**EXERCISE REQUIREMENTS**
Write out every line of the material as it stands, apart from the pictures.

**EXTRACTED RECORDS**
★ ★ ★ ★

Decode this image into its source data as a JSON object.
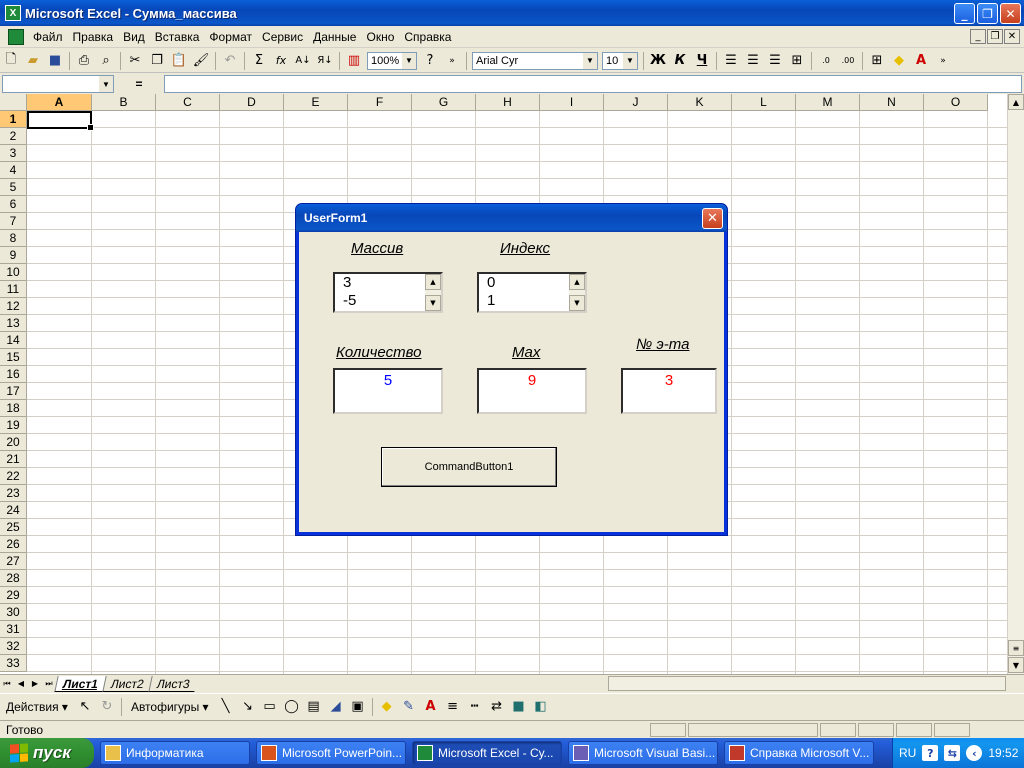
{
  "window": {
    "title": "Microsoft Excel - Сумма_массива",
    "min": "_",
    "max": "❐",
    "close": "✕"
  },
  "menu": [
    "Файл",
    "Правка",
    "Вид",
    "Вставка",
    "Формат",
    "Сервис",
    "Данные",
    "Окно",
    "Справка"
  ],
  "toolbar": {
    "zoom": "100%",
    "font": "Arial Cyr",
    "font_size": "10",
    "bold": "Ж",
    "italic": "К",
    "underline": "Ч",
    "autosum": "Σ",
    "fx": "fx"
  },
  "formula": {
    "eq": "="
  },
  "columns": [
    "A",
    "B",
    "C",
    "D",
    "E",
    "F",
    "G",
    "H",
    "I",
    "J",
    "K",
    "L",
    "M",
    "N",
    "O"
  ],
  "rows": [
    "1",
    "2",
    "3",
    "4",
    "5",
    "6",
    "7",
    "8",
    "9",
    "10",
    "11",
    "12",
    "13",
    "14",
    "15",
    "16",
    "17",
    "18",
    "19",
    "20",
    "21",
    "22",
    "23",
    "24",
    "25",
    "26",
    "27",
    "28",
    "29",
    "30",
    "31",
    "32",
    "33"
  ],
  "sheets": [
    "Лист1",
    "Лист2",
    "Лист3"
  ],
  "drawbar": {
    "actions": "Действия ▾",
    "autoshapes": "Автофигуры ▾"
  },
  "status": {
    "text": "Готово"
  },
  "taskbar": {
    "start": "пуск",
    "tasks": [
      {
        "label": "Информатика",
        "color": "#e8c04a"
      },
      {
        "label": "Microsoft PowerPoin...",
        "color": "#d9541c"
      },
      {
        "label": "Microsoft Excel - Су...",
        "color": "#1f8a3a"
      },
      {
        "label": "Microsoft Visual Basi...",
        "color": "#6b5fb5"
      },
      {
        "label": "Справка Microsoft V...",
        "color": "#c0392b"
      }
    ],
    "lang": "RU",
    "time": "19:52"
  },
  "userform": {
    "title": "UserForm1",
    "labels": {
      "array": "Массив",
      "index": "Индекс",
      "count": "Количество",
      "max": "Max",
      "element_no": "№ э-та"
    },
    "array_list": [
      "3",
      "-5"
    ],
    "index_list": [
      "0",
      "1"
    ],
    "count_value": "5",
    "max_value": "9",
    "element_value": "3",
    "button": "CommandButton1",
    "colors": {
      "count": "#0000ff",
      "max": "#ff0000",
      "element": "#ff0000"
    }
  }
}
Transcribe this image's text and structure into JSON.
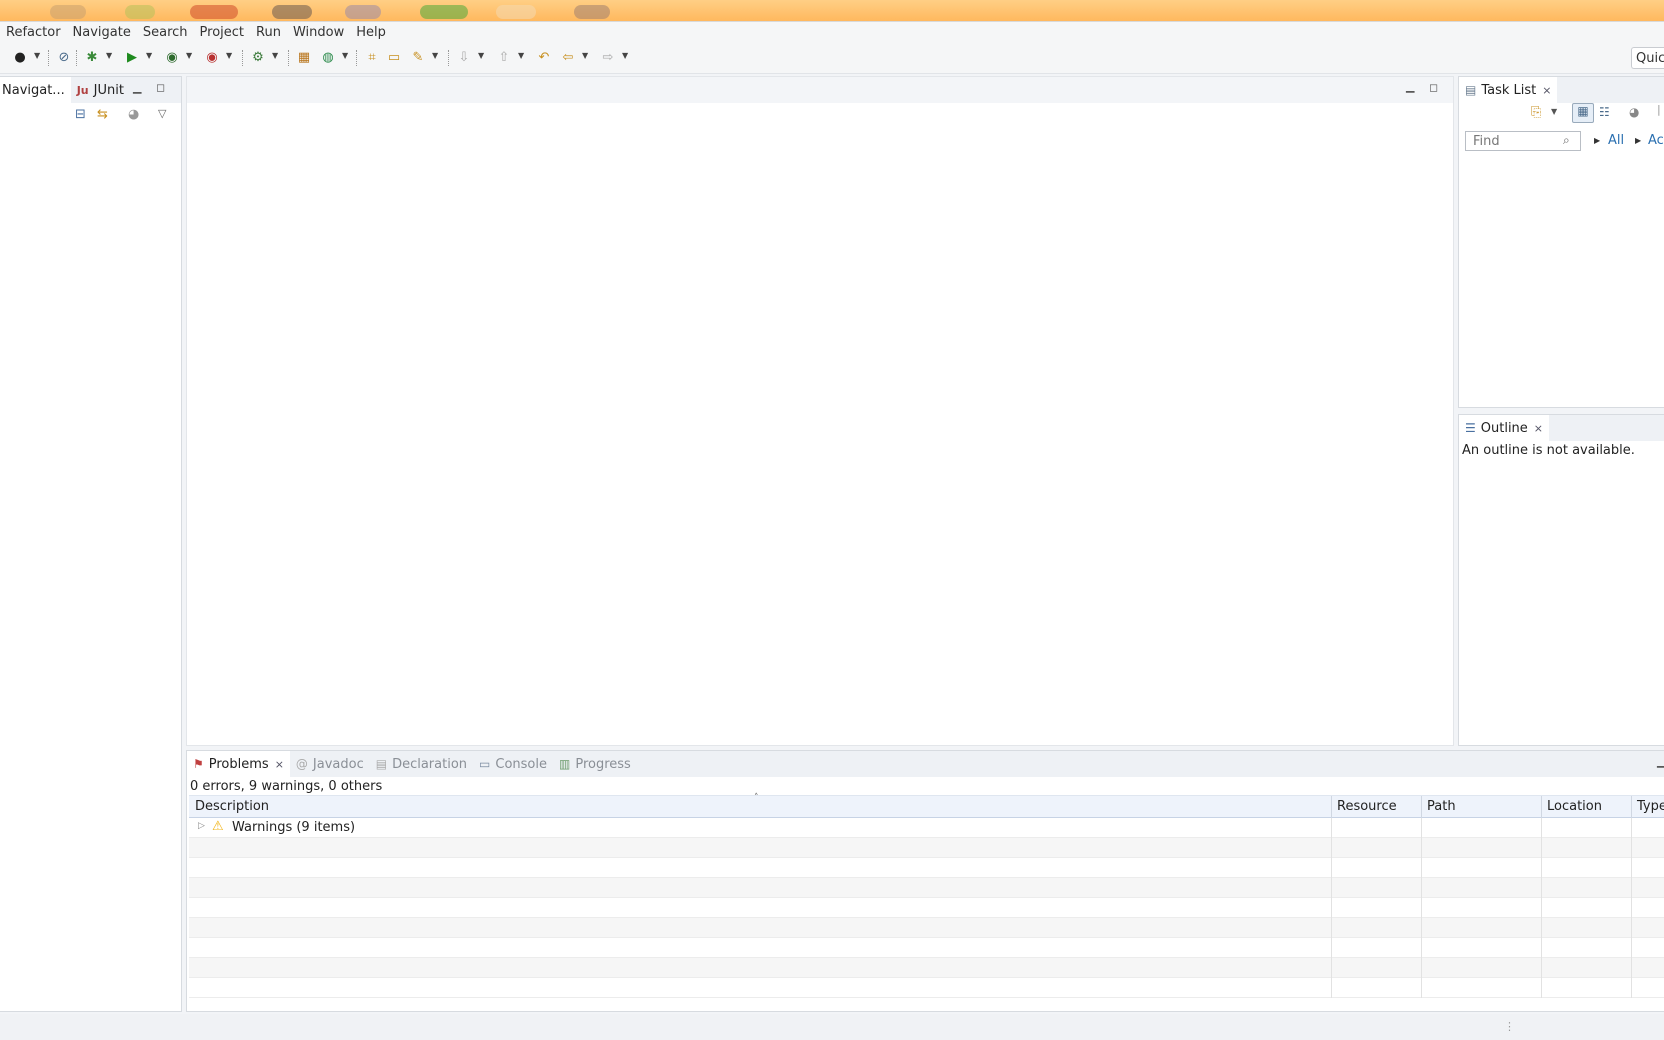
{
  "menu": [
    "Refactor",
    "Navigate",
    "Search",
    "Project",
    "Run",
    "Window",
    "Help"
  ],
  "quick_access": "Quick",
  "left_panel": {
    "tabs": [
      {
        "label": "Navigat...",
        "icon": "navigator-icon"
      },
      {
        "label": "JUnit",
        "icon": "junit-icon",
        "icon_text": "Ju"
      }
    ]
  },
  "task_list": {
    "tab_label": "Task List",
    "find_placeholder": "Find",
    "filter_all": "All",
    "filter_activate": "Ac"
  },
  "outline": {
    "tab_label": "Outline",
    "message": "An outline is not available."
  },
  "bottom_panel": {
    "tabs": [
      {
        "label": "Problems",
        "active": true
      },
      {
        "label": "Javadoc",
        "active": false
      },
      {
        "label": "Declaration",
        "active": false
      },
      {
        "label": "Console",
        "active": false
      },
      {
        "label": "Progress",
        "active": false
      }
    ],
    "summary": "0 errors, 9 warnings, 0 others",
    "columns": [
      "Description",
      "Resource",
      "Path",
      "Location",
      "Type"
    ],
    "rows": [
      {
        "description": "Warnings (9 items)",
        "kind": "warning-group"
      }
    ]
  },
  "colors": {
    "accent": "#2a6fb0",
    "warning": "#f1b417",
    "panel_border": "#d7dbe0"
  }
}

★ ★ ★ ★

**WRITTEN ANSWER**
Decode this image into its source data as a JSON object.
{
  "window": {
    "title": "Microsoft Excel - Сумма_массива",
    "min": "_",
    "max": "❐",
    "close": "✕"
  },
  "menu": [
    "Файл",
    "Правка",
    "Вид",
    "Вставка",
    "Формат",
    "Сервис",
    "Данные",
    "Окно",
    "Справка"
  ],
  "toolbar": {
    "zoom": "100%",
    "font": "Arial Cyr",
    "font_size": "10",
    "bold": "Ж",
    "italic": "К",
    "underline": "Ч",
    "autosum": "Σ",
    "fx": "fx"
  },
  "formula": {
    "eq": "="
  },
  "columns": [
    "A",
    "B",
    "C",
    "D",
    "E",
    "F",
    "G",
    "H",
    "I",
    "J",
    "K",
    "L",
    "M",
    "N",
    "O"
  ],
  "rows": [
    "1",
    "2",
    "3",
    "4",
    "5",
    "6",
    "7",
    "8",
    "9",
    "10",
    "11",
    "12",
    "13",
    "14",
    "15",
    "16",
    "17",
    "18",
    "19",
    "20",
    "21",
    "22",
    "23",
    "24",
    "25",
    "26",
    "27",
    "28",
    "29",
    "30",
    "31",
    "32",
    "33"
  ],
  "sheets": [
    "Лист1",
    "Лист2",
    "Лист3"
  ],
  "drawbar": {
    "actions": "Действия ▾",
    "autoshapes": "Автофигуры ▾"
  },
  "status": {
    "text": "Готово"
  },
  "taskbar": {
    "start": "пуск",
    "tasks": [
      {
        "label": "Информатика",
        "color": "#e8c04a"
      },
      {
        "label": "Microsoft PowerPoin...",
        "color": "#d9541c"
      },
      {
        "label": "Microsoft Excel - Су...",
        "color": "#1f8a3a"
      },
      {
        "label": "Microsoft Visual Basi...",
        "color": "#6b5fb5"
      },
      {
        "label": "Справка Microsoft V...",
        "color": "#c0392b"
      }
    ],
    "lang": "RU",
    "time": "19:52"
  },
  "userform": {
    "title": "UserForm1",
    "labels": {
      "array": "Массив",
      "index": "Индекс",
      "count": "Количество",
      "max": "Max",
      "element_no": "№ э-та"
    },
    "array_list": [
      "3",
      "-5"
    ],
    "index_list": [
      "0",
      "1"
    ],
    "count_value": "5",
    "max_value": "9",
    "element_value": "3",
    "button": "CommandButton1",
    "colors": {
      "count": "#0000ff",
      "max": "#ff0000",
      "element": "#ff0000"
    }
  }
}
Transcribe this image's text and structure into JSON.
{
  "menu": [
    "Refactor",
    "Navigate",
    "Search",
    "Project",
    "Run",
    "Window",
    "Help"
  ],
  "quick_access": "Quick",
  "left_panel": {
    "tabs": [
      {
        "label": "Navigat...",
        "icon": "navigator-icon"
      },
      {
        "label": "JUnit",
        "icon": "junit-icon",
        "icon_text": "Ju"
      }
    ]
  },
  "task_list": {
    "tab_label": "Task List",
    "find_placeholder": "Find",
    "filter_all": "All",
    "filter_activate": "Ac"
  },
  "outline": {
    "tab_label": "Outline",
    "message": "An outline is not available."
  },
  "bottom_panel": {
    "tabs": [
      {
        "label": "Problems",
        "active": true
      },
      {
        "label": "Javadoc",
        "active": false
      },
      {
        "label": "Declaration",
        "active": false
      },
      {
        "label": "Console",
        "active": false
      },
      {
        "label": "Progress",
        "active": false
      }
    ],
    "summary": "0 errors, 9 warnings, 0 others",
    "columns": [
      "Description",
      "Resource",
      "Path",
      "Location",
      "Type"
    ],
    "rows": [
      {
        "description": "Warnings (9 items)",
        "kind": "warning-group"
      }
    ]
  },
  "colors": {
    "accent": "#2a6fb0",
    "warning": "#f1b417",
    "panel_border": "#d7dbe0"
  }
}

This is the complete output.